**Requirements**
Please find all lines in the data that hold the string "VISOR" and copy them.
+ + + +
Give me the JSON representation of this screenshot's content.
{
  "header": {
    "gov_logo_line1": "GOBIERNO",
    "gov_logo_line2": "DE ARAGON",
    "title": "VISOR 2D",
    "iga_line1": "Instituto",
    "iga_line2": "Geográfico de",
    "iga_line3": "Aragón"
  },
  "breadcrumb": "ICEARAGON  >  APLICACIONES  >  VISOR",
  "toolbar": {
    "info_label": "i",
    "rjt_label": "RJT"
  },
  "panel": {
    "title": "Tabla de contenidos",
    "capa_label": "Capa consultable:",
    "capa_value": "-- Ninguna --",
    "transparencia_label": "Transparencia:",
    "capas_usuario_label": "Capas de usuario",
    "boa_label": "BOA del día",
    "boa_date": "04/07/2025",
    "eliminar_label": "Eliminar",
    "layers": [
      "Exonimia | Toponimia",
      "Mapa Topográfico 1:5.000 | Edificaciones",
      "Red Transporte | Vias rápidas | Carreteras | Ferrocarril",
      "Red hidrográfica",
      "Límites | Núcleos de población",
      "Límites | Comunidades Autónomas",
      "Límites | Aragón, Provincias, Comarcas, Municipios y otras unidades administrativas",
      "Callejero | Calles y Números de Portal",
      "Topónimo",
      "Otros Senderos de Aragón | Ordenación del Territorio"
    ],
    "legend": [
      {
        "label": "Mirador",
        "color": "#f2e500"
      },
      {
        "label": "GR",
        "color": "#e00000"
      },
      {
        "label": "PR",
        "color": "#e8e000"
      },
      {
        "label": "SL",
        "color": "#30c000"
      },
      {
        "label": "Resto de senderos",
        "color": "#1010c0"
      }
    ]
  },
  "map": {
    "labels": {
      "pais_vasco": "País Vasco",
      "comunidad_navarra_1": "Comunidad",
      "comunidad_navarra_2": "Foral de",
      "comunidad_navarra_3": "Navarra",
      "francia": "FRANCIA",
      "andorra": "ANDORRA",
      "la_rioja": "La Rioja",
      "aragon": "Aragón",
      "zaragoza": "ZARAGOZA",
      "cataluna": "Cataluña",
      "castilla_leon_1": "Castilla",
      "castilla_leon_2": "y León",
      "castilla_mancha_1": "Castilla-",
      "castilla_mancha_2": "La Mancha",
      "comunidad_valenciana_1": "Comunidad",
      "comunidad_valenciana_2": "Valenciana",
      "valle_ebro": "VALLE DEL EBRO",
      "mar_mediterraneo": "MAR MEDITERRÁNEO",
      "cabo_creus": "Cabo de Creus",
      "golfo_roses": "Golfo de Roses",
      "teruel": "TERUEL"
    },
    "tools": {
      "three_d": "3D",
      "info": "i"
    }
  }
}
+ + + +
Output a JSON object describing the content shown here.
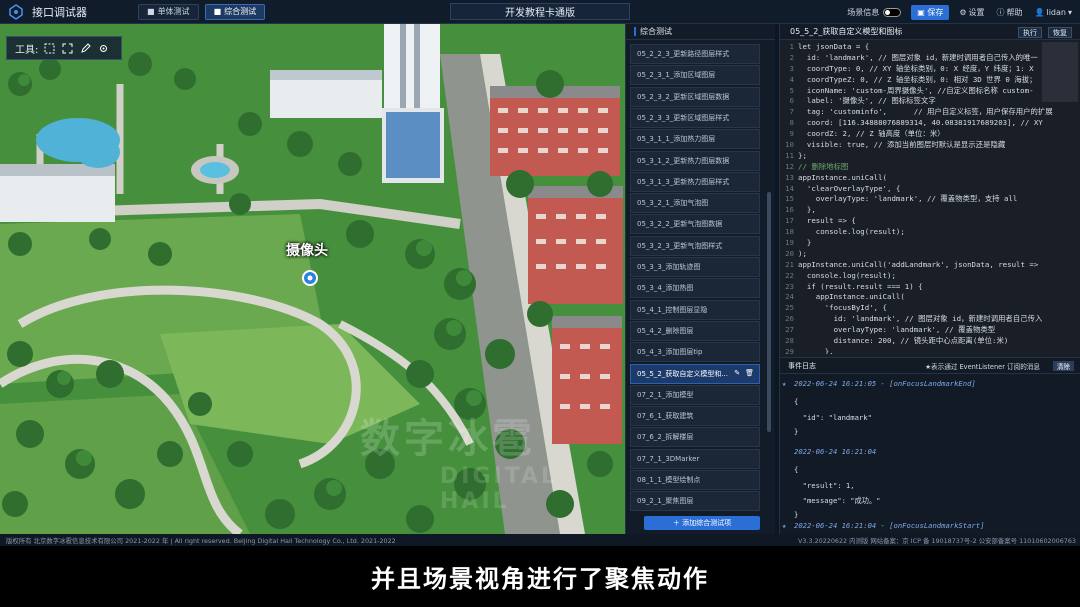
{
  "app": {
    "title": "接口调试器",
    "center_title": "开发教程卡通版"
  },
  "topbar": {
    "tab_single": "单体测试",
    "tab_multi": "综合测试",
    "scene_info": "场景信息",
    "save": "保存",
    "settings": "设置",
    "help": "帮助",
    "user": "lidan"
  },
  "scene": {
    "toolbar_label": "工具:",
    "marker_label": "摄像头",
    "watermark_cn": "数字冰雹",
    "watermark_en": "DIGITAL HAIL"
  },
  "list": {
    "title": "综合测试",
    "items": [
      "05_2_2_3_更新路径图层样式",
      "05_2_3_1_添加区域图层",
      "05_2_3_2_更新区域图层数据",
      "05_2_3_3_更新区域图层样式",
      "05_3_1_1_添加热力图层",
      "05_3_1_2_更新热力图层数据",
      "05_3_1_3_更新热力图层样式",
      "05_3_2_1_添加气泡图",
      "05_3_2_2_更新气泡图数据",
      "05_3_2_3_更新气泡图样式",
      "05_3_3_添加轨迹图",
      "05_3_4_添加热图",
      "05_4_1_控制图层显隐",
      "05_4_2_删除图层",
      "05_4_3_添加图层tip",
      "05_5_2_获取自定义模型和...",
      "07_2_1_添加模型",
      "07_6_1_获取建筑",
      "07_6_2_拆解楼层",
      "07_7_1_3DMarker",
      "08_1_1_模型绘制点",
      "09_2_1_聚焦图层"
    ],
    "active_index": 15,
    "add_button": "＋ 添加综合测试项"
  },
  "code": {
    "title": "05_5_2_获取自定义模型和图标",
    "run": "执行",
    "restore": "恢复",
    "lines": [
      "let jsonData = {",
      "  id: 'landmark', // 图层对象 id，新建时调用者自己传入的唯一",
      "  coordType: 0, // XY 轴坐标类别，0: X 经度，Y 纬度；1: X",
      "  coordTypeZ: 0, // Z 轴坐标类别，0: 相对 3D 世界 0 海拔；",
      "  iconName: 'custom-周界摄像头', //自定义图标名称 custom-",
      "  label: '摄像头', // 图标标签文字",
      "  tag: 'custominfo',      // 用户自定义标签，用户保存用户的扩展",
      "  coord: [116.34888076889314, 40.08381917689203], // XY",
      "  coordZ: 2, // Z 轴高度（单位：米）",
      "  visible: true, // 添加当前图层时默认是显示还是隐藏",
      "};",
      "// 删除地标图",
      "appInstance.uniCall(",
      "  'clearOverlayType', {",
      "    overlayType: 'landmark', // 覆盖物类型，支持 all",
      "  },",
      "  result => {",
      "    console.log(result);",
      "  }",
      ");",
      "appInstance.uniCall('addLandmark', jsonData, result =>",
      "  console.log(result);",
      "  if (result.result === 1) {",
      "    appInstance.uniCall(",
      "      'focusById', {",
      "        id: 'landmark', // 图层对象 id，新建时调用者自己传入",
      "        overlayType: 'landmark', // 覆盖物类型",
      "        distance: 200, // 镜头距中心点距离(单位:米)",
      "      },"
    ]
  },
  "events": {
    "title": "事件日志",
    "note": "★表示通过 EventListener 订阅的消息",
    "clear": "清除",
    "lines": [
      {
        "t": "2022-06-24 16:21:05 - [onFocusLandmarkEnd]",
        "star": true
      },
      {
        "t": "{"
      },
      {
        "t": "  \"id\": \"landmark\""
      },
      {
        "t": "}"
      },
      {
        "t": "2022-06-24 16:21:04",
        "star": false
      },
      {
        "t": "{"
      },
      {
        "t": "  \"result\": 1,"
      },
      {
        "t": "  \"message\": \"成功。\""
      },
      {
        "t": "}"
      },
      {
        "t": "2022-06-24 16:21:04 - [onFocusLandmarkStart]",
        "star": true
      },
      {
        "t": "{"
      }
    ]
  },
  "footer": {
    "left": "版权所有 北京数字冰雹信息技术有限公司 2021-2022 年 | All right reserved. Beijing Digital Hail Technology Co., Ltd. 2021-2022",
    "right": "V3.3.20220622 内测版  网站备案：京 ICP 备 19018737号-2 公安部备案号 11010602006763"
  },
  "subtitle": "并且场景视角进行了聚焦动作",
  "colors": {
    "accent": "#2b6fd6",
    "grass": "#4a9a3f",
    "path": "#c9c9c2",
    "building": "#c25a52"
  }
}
+ + + +
**Exercise result**
    "title": "VISOR 2D",
  "breadcrumb": "ICEARAGON  >  APLICACIONES  >  VISOR",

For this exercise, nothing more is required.